_Raw records_
● ● ●
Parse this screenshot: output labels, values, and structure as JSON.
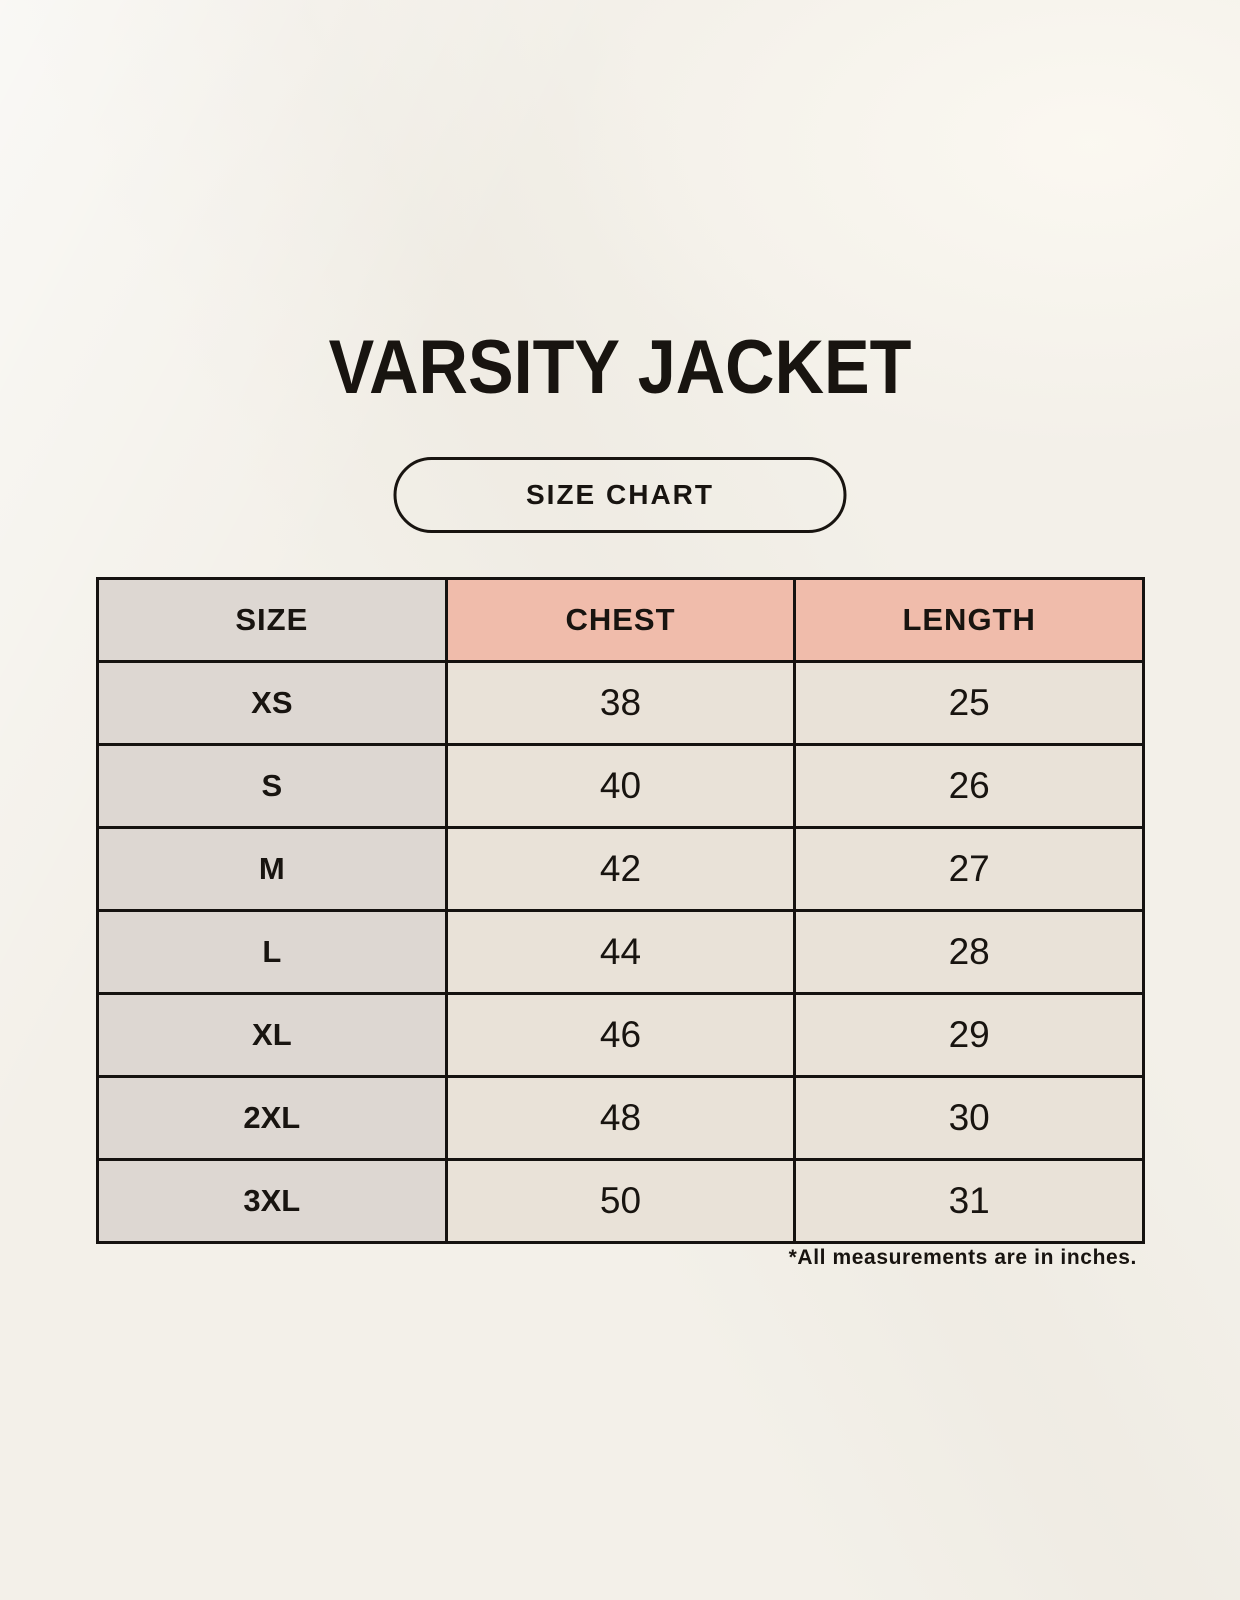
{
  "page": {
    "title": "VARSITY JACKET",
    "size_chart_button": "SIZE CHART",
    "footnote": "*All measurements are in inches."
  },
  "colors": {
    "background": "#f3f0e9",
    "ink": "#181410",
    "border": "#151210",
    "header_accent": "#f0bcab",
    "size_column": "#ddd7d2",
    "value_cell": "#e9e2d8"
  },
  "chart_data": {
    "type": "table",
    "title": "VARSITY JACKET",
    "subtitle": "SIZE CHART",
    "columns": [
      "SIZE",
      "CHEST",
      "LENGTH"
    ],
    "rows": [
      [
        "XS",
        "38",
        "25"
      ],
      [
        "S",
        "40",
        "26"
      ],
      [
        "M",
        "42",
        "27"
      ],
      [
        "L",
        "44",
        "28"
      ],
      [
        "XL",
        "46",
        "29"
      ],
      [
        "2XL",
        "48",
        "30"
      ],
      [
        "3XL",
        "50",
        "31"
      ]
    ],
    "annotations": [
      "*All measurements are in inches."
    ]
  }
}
● ● ●
_The task_
Give the count of lines in the data above that hold the string "inches", with no additional words.

_Solution to the exercise_
2